§ Do this:
Copy each line below that includes "Delta".

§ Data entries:
....

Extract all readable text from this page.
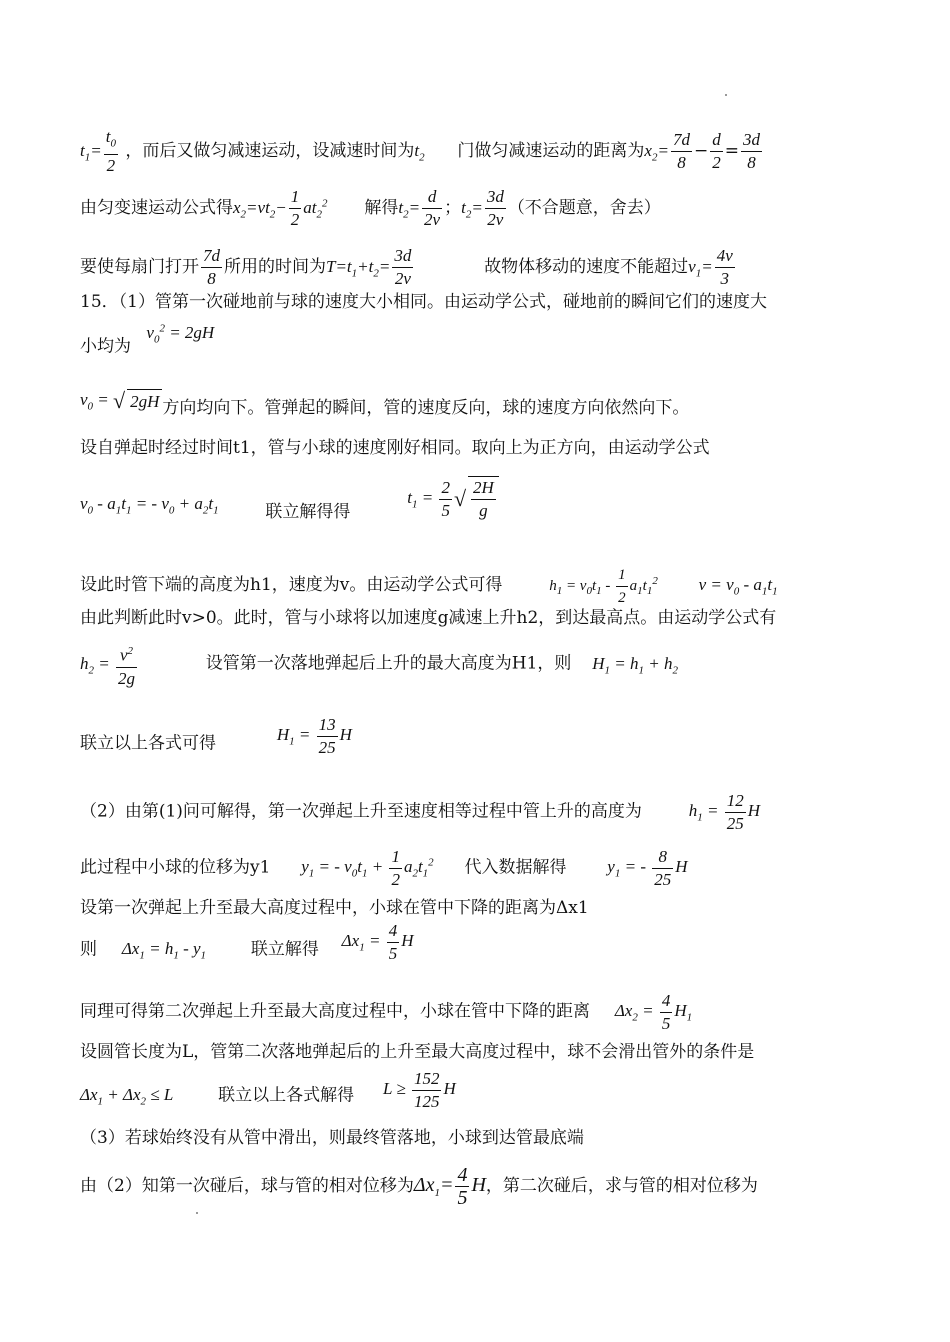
$t_1= \frac{t_0}{2}$ ，而后又做匀减速运动，设减速时间为$t_2$ 门做匀减速运动的距离为$x_2= \frac{7d}{8} - \frac{d}{2} = \frac{3d}{8}$
由匀变速运动公式得$x_2=vt_2- \frac{1}{2} at_2^2$ 解得$t_2= \frac{d}{2v}$ ；$t_2= \frac{3d}{2v}$ （不合题意，舍去）
要使每扇门打开 $\frac{7d}{8}$ 所用的时间为$T=t_1+t_2= \frac{3d}{2v}$	故物体移动的速度不能超过$v_1= \frac{4v}{3}$
15．（1）管第一次碰地前与球的速度大小相同。由运动学公式，碰地前的瞬间它们的速度大
小均为 $v_0^2 = 2gH$
$v_0$ = √ 2gH 方向均向下。管弹起的瞬间，管的速度反向，球的速度方向依然向下。
设自弹起时经过时间t1，管与小球的速度刚好相同。取向上为正方向，由运动学公式
$v_0 - a_1t_1$ = - $v_0 + a_2t_1$	联立解得得  $t_1 = \frac{2}{5}$ √ $\frac{2H}{g}$
设此时管下端的高度为h1，速度为v。由运动学公式可得	$h_1 = v_0t_1 - \frac{1}{2} a_1t_1^2$ $v = v_0 - a_1t_1$
由此判断此时v>0。此时，管与小球将以加速度g减速上升h2，到达最高点。由运动学公式有
$h_2 = \frac{v^2}{2g}$	设管第一次落地弹起后上升的最大高度为H1，则 $H_1 = h_1 + h_2$
联立以上各式可得	$H_1 = \frac{13}{25}$ H
（2）由第(1)问可解得，第一次弹起上升至速度相等过程中管上升的高度为	$h_1 = \frac{12}{25}$ H
此过程中小球的位移为y1 $y_1$ = - $v_0t_1 + \frac{1}{2} a_2t_1^2$ 代入数据解得 $y_1$ = - $\frac{8}{25}$ H
设第一次弹起上升至最大高度过程中，小球在管中下降的距离为Δx1
则 $\Delta x_1 = h_1 - y_1$	联立解得 $\Delta x_1 = \frac{4}{5}$ H
同理可得第二次弹起上升至最大高度过程中，小球在管中下降的距离 $\Delta x_2 = \frac{4}{5} H_1$
设圆管长度为L，管第二次落地弹起后的上升至最大高度过程中，球不会滑出管外的条件是
$\Delta x_1 + \Delta x_2 \le L$	联立以上各式解得 $L \ge \frac{152}{125}$ H
（3）若球始终没有从管中滑出，则最终管落地，小球到达管最底端
由（2）知第一次碰后，球与管的相对位移为$\Delta x_1= \frac{4}{5}$ H，第二次碰后，求与管的相对位移为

....

§ Correct answer:
则 $\Delta x_1 = h_1 - y_1$	联立解得 $\Delta x_1 = \frac{4}{5}$ H
同理可得第二次弹起上升至最大高度过程中，小球在管中下降的距离 $\Delta x_2 = \frac{4}{5} H_1$
$\Delta x_1 + \Delta x_2 \le L$	联立以上各式解得 $L \ge \frac{152}{125}$ H
由（2）知第一次碰后，球与管的相对位移为$\Delta x_1= \frac{4}{5}$ H，第二次碰后，求与管的相对位移为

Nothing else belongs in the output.